◆ Task statement ◆
Exclude images, then output the remaining data verbatim.

Some records
──────────
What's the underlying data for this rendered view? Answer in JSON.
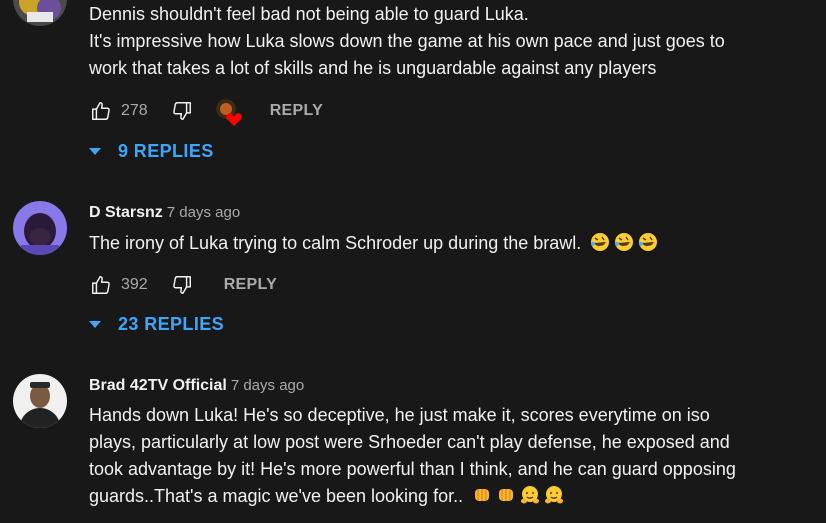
{
  "comments": [
    {
      "author": "",
      "date": "",
      "lines": [
        "Dennis shouldn't feel bad not being able to guard Luka.",
        "It's impressive how Luka slows down the game at his own pace and just goes to",
        "work that takes a lot of skills and he is unguardable against any players"
      ],
      "likes": "278",
      "reply_label": "REPLY",
      "replies_label": "9 REPLIES",
      "avatar_color": "#5a4a2a"
    },
    {
      "author": "D Starsnz",
      "date": "7 days ago",
      "lines": [
        "The irony of Luka trying to calm Schroder up during the brawl."
      ],
      "emojis": [
        "rolling-on-floor-laughing-emoji",
        "rolling-on-floor-laughing-emoji",
        "rolling-on-floor-laughing-emoji"
      ],
      "likes": "392",
      "reply_label": "REPLY",
      "replies_label": "23 REPLIES",
      "avatar_color": "#7a6ad8"
    },
    {
      "author": "Brad 42TV Official",
      "date": "7 days ago",
      "lines": [
        "Hands down Luka! He's so deceptive, he just make it, scores everytime on iso",
        "plays, particularly at low post were Srhoeder can't play defense, he exposed and",
        "took advantage by it! He's more powerful than I think, and he can guard opposing",
        "guards..That's a magic we've been looking for.."
      ],
      "emojis": [
        "oncoming-fist-emoji",
        "oncoming-fist-emoji",
        "hugging-face-emoji",
        "hugging-face-emoji"
      ],
      "avatar_color": "#e8e8e8"
    }
  ],
  "colors": {
    "background": "#181818",
    "text": "#f1f1f1",
    "muted": "#aaaaaa",
    "link": "#3ea6ff",
    "heart": "#ff0000"
  }
}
──────────
◆ Finished answer ◆
What's the underlying data for this rendered view? Answer in JSON.
{
  "comments": [
    {
      "author": "",
      "date": "",
      "lines": [
        "Dennis shouldn't feel bad not being able to guard Luka.",
        "It's impressive how Luka slows down the game at his own pace and just goes to",
        "work that takes a lot of skills and he is unguardable against any players"
      ],
      "likes": "278",
      "reply_label": "REPLY",
      "replies_label": "9 REPLIES",
      "avatar_color": "#5a4a2a"
    },
    {
      "author": "D Starsnz",
      "date": "7 days ago",
      "lines": [
        "The irony of Luka trying to calm Schroder up during the brawl."
      ],
      "emojis": [
        "rolling-on-floor-laughing-emoji",
        "rolling-on-floor-laughing-emoji",
        "rolling-on-floor-laughing-emoji"
      ],
      "likes": "392",
      "reply_label": "REPLY",
      "replies_label": "23 REPLIES",
      "avatar_color": "#7a6ad8"
    },
    {
      "author": "Brad 42TV Official",
      "date": "7 days ago",
      "lines": [
        "Hands down Luka! He's so deceptive, he just make it, scores everytime on iso",
        "plays, particularly at low post were Srhoeder can't play defense, he exposed and",
        "took advantage by it! He's more powerful than I think, and he can guard opposing",
        "guards..That's a magic we've been looking for.."
      ],
      "emojis": [
        "oncoming-fist-emoji",
        "oncoming-fist-emoji",
        "hugging-face-emoji",
        "hugging-face-emoji"
      ],
      "avatar_color": "#e8e8e8"
    }
  ],
  "colors": {
    "background": "#181818",
    "text": "#f1f1f1",
    "muted": "#aaaaaa",
    "link": "#3ea6ff",
    "heart": "#ff0000"
  }
}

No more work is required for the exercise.